▸ WRITTEN PROBLEM 1: Copy the stored data entries line for line, beginning with the first line and stopping after the line that contains "bar-segment xyxy=(931,20,1012,52)". Include both of those lines.
☆ ☆ ☆
Pandas is a very useful Python library for machine learning. It is also suggested in Google’s ML course.

A quick introduction to Pandas can be found here.

A complete tutorial of Pandas from Data School can be found here.

The basic elements in Pandas is DataFrame and Series.

Basic Operations

import pandas as pd
# Read in .csv file
california_housing_dataframe = pd.read_csv(
    "https://storage.googleapis.com/mledu-datasets/california_housing_train.csv", sep=",")
# Read in .xlsx file
rssi_dataframe = pd.read_excel(file_path)
# Only show the head of the table
rssi_dataframe.head()
# A quick description of the data
california_housing_dataframe.describe()
# Histogram of certain feature
california_housing_dataframe.hist('housing_median_age')
# Value counts
data['some_col'].value_counts()
# Remove rows
df[df.name != 'Tina']
# Reset index
df = df.reset_index(drop=True)
# Create a new dataframe
df = pd.DataFrame(data = some_list, columns = ['col_name'])
df = pd.DataFrame(data = some_dict)

Indexing

# Return element by index (absolute position)
some_value = california_housing_dataframe.iloc[i]['housing_median_age']
# Returen element by index (origin index)
some_value = california_housing_dataframe.loc[i]['housing_median_age']
# Check diff of consecutive rows (df.diff is not very convenient)
index_list=df.index.tolist()
for index, row in df.iterrows():
  if index==index_list[-2]:
    ## reach end and skip
    break
  this_time = row['time']
  next_time = df.loc[[index+1]]['time']
  time_diff = (next_time-this_time).astype('timedelta64[s]').iloc[0]

Datetime

# Create datetime object
place_time = pd.to_datetime('2013-12-12 10:00:00')
# Time diff
t1 = pd.to_datetime('1/1/2015 01:00')
t2 = pd.to_datetime('1/1/2015 03:30')
print pd.Timedelta(t2 - t1).seconds / 3600.0
# Get day of datetime
place_time.day
# Add new column based on two columns (use of lambda)
df['delta'] = df.apply(lambda row: pd.Timedelta(row['stop'] -row['start']) /
                       np.timedelta64(1, 's') , axis=1)
## Get seconds of the day from datetime
df['seconds_of_day'] = (df['datetime'] -
                        df['datetime'].astype('datetime64[D]'))/np.timedelta64(1,'s')
☆ ☆ ☆
▸ WRITTEN PROBLEM 2:
Using the Pandas notes above, decide whether each statement below agrees with them. Answer yes or no for each, and quote the words that settle it.
(a) The basic elements in Pandas are DataFrame and Series.
(b) The notes call df.diff very convenient for checking consecutive rows.
(c) Pandas is suggested in Google's ML course.

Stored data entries
☆ ☆ ☆
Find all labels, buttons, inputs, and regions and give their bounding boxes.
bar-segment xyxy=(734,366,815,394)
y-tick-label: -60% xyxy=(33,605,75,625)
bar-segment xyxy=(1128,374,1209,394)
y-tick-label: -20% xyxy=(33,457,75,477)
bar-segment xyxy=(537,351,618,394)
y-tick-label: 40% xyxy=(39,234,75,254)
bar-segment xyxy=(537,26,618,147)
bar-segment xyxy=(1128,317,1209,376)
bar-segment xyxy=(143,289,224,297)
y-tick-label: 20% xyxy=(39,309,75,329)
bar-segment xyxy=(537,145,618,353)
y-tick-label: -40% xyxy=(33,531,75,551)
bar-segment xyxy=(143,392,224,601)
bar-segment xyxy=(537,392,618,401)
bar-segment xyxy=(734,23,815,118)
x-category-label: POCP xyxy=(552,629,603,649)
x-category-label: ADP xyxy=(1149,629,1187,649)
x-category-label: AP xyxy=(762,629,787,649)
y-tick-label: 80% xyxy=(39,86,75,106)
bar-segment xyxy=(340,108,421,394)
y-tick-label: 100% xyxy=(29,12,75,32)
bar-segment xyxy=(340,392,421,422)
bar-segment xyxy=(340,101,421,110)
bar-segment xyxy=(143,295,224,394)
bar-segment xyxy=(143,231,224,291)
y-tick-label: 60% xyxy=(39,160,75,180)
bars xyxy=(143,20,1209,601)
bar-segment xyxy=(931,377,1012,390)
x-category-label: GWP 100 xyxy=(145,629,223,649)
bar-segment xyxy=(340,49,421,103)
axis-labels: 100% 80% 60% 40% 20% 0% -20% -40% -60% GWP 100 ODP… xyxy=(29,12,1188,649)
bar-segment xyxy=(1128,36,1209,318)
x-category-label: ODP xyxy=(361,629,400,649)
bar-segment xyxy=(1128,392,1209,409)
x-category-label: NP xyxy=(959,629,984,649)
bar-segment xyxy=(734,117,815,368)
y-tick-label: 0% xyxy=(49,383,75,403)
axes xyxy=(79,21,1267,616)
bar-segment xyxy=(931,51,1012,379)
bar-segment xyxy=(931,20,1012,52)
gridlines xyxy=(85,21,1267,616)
☆ ☆ ☆
▸ EXERCISE OUTPUT 1:
Find all labels, buttons, inputs, and regions and give their bounding boxes.
bar-segment xyxy=(734,366,815,394)
y-tick-label: -60% xyxy=(33,605,75,625)
bar-segment xyxy=(1128,374,1209,394)
y-tick-label: -20% xyxy=(33,457,75,477)
bar-segment xyxy=(537,351,618,394)
y-tick-label: 40% xyxy=(39,234,75,254)
bar-segment xyxy=(537,26,618,147)
bar-segment xyxy=(1128,317,1209,376)
bar-segment xyxy=(143,289,224,297)
y-tick-label: 20% xyxy=(39,309,75,329)
bar-segment xyxy=(537,145,618,353)
y-tick-label: -40% xyxy=(33,531,75,551)
bar-segment xyxy=(143,392,224,601)
bar-segment xyxy=(537,392,618,401)
bar-segment xyxy=(734,23,815,118)
x-category-label: POCP xyxy=(552,629,603,649)
x-category-label: ADP xyxy=(1149,629,1187,649)
x-category-label: AP xyxy=(762,629,787,649)
y-tick-label: 80% xyxy=(39,86,75,106)
bar-segment xyxy=(340,108,421,394)
y-tick-label: 100% xyxy=(29,12,75,32)
bar-segment xyxy=(340,392,421,422)
bar-segment xyxy=(340,101,421,110)
bar-segment xyxy=(143,295,224,394)
bar-segment xyxy=(143,231,224,291)
y-tick-label: 60% xyxy=(39,160,75,180)
bars xyxy=(143,20,1209,601)
bar-segment xyxy=(931,377,1012,390)
x-category-label: GWP 100 xyxy=(145,629,223,649)
bar-segment xyxy=(340,49,421,103)
axis-labels: 100% 80% 60% 40% 20% 0% -20% -40% -60% GWP 100 ODP… xyxy=(29,12,1188,649)
bar-segment xyxy=(1128,36,1209,318)
x-category-label: ODP xyxy=(361,629,400,649)
bar-segment xyxy=(1128,392,1209,409)
x-category-label: NP xyxy=(959,629,984,649)
bar-segment xyxy=(734,117,815,368)
y-tick-label: 0% xyxy=(49,383,75,403)
axes xyxy=(79,21,1267,616)
bar-segment xyxy=(931,51,1012,379)
bar-segment xyxy=(931,20,1012,52)

▸ EXERCISE OUTPUT 2:
(a) Yes: "The basic elements in Pandas is DataFrame and Series."
(b) No: "df.diff is not very convenient"
(c) Yes: "It is also suggested in Google’s ML course."